Task to complete:
Copy nothing but the text: reproduce each line of the listing exactly and leave the pictures out.

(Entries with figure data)
++++
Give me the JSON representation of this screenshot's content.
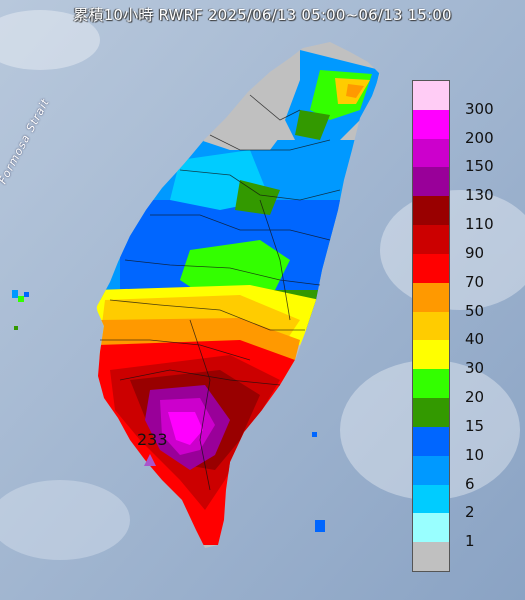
{
  "title": "累積10小時 RWRF 2025/06/13 05:00~06/13 15:00",
  "strait_label": "Formosa Strait",
  "peak_value": "233",
  "legend": [
    {
      "label": "300",
      "color": "#ffccf5"
    },
    {
      "label": "200",
      "color": "#ff00ff"
    },
    {
      "label": "150",
      "color": "#cc00cc"
    },
    {
      "label": "130",
      "color": "#990099"
    },
    {
      "label": "110",
      "color": "#990000"
    },
    {
      "label": "90",
      "color": "#cc0000"
    },
    {
      "label": "70",
      "color": "#ff0000"
    },
    {
      "label": "50",
      "color": "#ff9900"
    },
    {
      "label": "40",
      "color": "#ffcc00"
    },
    {
      "label": "30",
      "color": "#ffff00"
    },
    {
      "label": "20",
      "color": "#33ff00"
    },
    {
      "label": "15",
      "color": "#339900"
    },
    {
      "label": "10",
      "color": "#0066ff"
    },
    {
      "label": "6",
      "color": "#0099ff"
    },
    {
      "label": "2",
      "color": "#00ccff"
    },
    {
      "label": "1",
      "color": "#99ffff"
    },
    {
      "label": "",
      "color": "#c0c0c0"
    }
  ]
}
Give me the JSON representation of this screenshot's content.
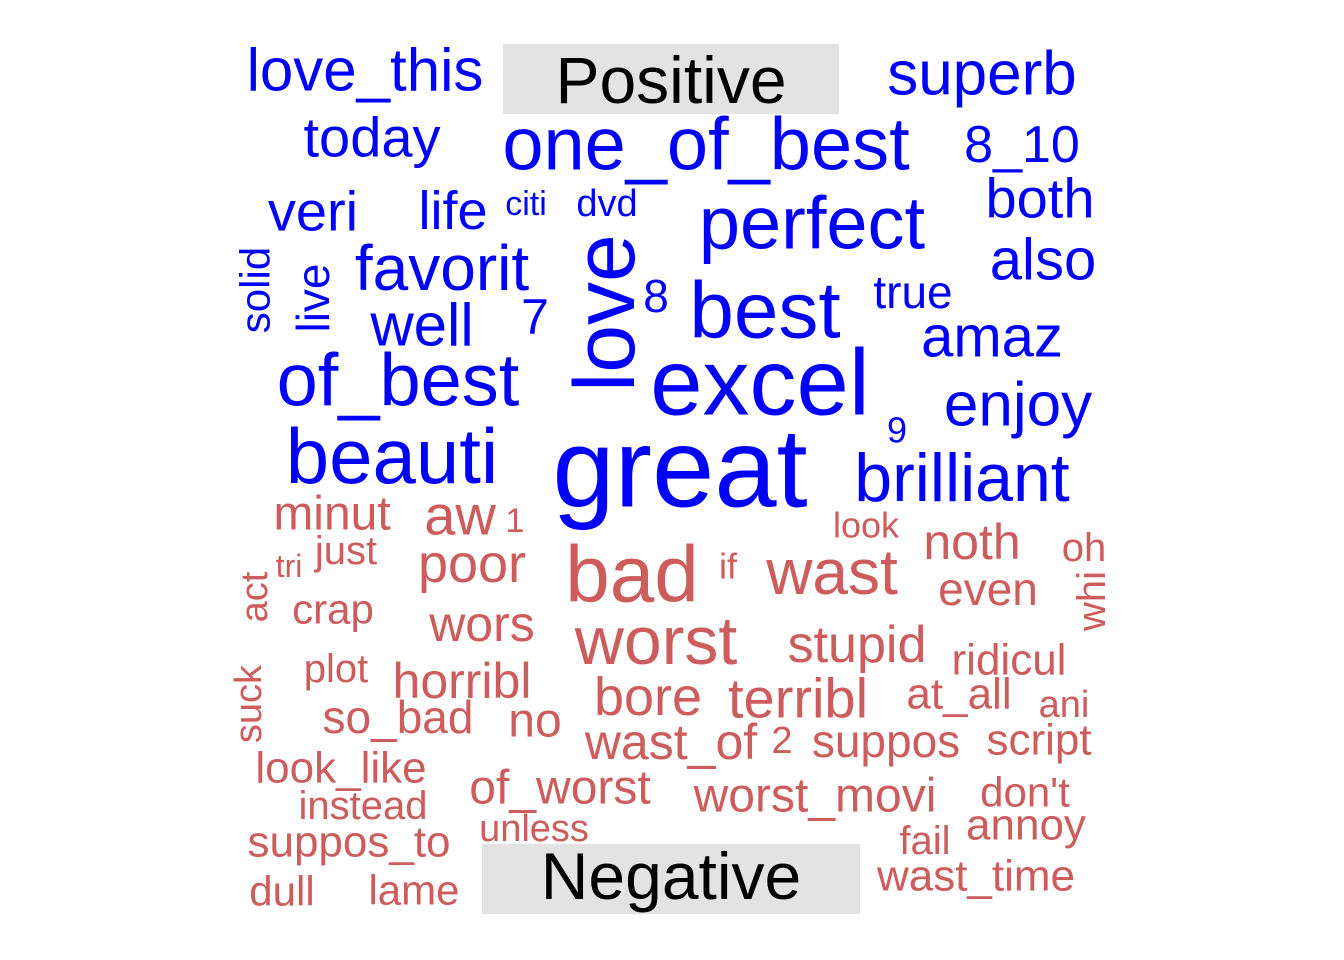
{
  "chart_data": {
    "type": "wordcloud",
    "title": "",
    "groups": [
      {
        "label": "Positive",
        "color": "#0000FF",
        "words": [
          "great",
          "excel",
          "love",
          "best",
          "perfect",
          "one_of_best",
          "of_best",
          "beauti",
          "brilliant",
          "favorit",
          "superb",
          "love_this",
          "today",
          "8_10",
          "both",
          "also",
          "amaz",
          "enjoy",
          "well",
          "veri",
          "life",
          "citi",
          "dvd",
          "solid",
          "live",
          "7",
          "8",
          "true",
          "9"
        ]
      },
      {
        "label": "Negative",
        "color": "#CD5C5C",
        "words": [
          "bad",
          "worst",
          "wast",
          "aw",
          "poor",
          "noth",
          "minut",
          "just",
          "1",
          "look",
          "oh",
          "tri",
          "act",
          "crap",
          "if",
          "even",
          "whi",
          "wors",
          "stupid",
          "ridicul",
          "plot",
          "horribl",
          "bore",
          "terribl",
          "at_all",
          "suck",
          "so_bad",
          "no",
          "ani",
          "wast_of",
          "2",
          "suppos",
          "script",
          "look_like",
          "of_worst",
          "worst_movi",
          "don't",
          "instead",
          "unless",
          "annoy",
          "suppos_to",
          "fail",
          "dull",
          "lame",
          "wast_time"
        ]
      }
    ]
  }
}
++++
Result of the exercise:
Give me the JSON representation of this screenshot's content.
{
  "title": "累積10小時 RWRF 2025/06/13 05:00~06/13 15:00",
  "strait_label": "Formosa Strait",
  "peak_value": "233",
  "legend": [
    {
      "label": "300",
      "color": "#ffccf5"
    },
    {
      "label": "200",
      "color": "#ff00ff"
    },
    {
      "label": "150",
      "color": "#cc00cc"
    },
    {
      "label": "130",
      "color": "#990099"
    },
    {
      "label": "110",
      "color": "#990000"
    },
    {
      "label": "90",
      "color": "#cc0000"
    },
    {
      "label": "70",
      "color": "#ff0000"
    },
    {
      "label": "50",
      "color": "#ff9900"
    },
    {
      "label": "40",
      "color": "#ffcc00"
    },
    {
      "label": "30",
      "color": "#ffff00"
    },
    {
      "label": "20",
      "color": "#33ff00"
    },
    {
      "label": "15",
      "color": "#339900"
    },
    {
      "label": "10",
      "color": "#0066ff"
    },
    {
      "label": "6",
      "color": "#0099ff"
    },
    {
      "label": "2",
      "color": "#00ccff"
    },
    {
      "label": "1",
      "color": "#99ffff"
    },
    {
      "label": "",
      "color": "#c0c0c0"
    }
  ]
}
Give me the JSON representation of this screenshot's content.
{
  "chart_data": {
    "type": "wordcloud",
    "title": "",
    "groups": [
      {
        "label": "Positive",
        "color": "#0000FF",
        "words": [
          "great",
          "excel",
          "love",
          "best",
          "perfect",
          "one_of_best",
          "of_best",
          "beauti",
          "brilliant",
          "favorit",
          "superb",
          "love_this",
          "today",
          "8_10",
          "both",
          "also",
          "amaz",
          "enjoy",
          "well",
          "veri",
          "life",
          "citi",
          "dvd",
          "solid",
          "live",
          "7",
          "8",
          "true",
          "9"
        ]
      },
      {
        "label": "Negative",
        "color": "#CD5C5C",
        "words": [
          "bad",
          "worst",
          "wast",
          "aw",
          "poor",
          "noth",
          "minut",
          "just",
          "1",
          "look",
          "oh",
          "tri",
          "act",
          "crap",
          "if",
          "even",
          "whi",
          "wors",
          "stupid",
          "ridicul",
          "plot",
          "horribl",
          "bore",
          "terribl",
          "at_all",
          "suck",
          "so_bad",
          "no",
          "ani",
          "wast_of",
          "2",
          "suppos",
          "script",
          "look_like",
          "of_worst",
          "worst_movi",
          "don't",
          "instead",
          "unless",
          "annoy",
          "suppos_to",
          "fail",
          "dull",
          "lame",
          "wast_time"
        ]
      }
    ]
  }
}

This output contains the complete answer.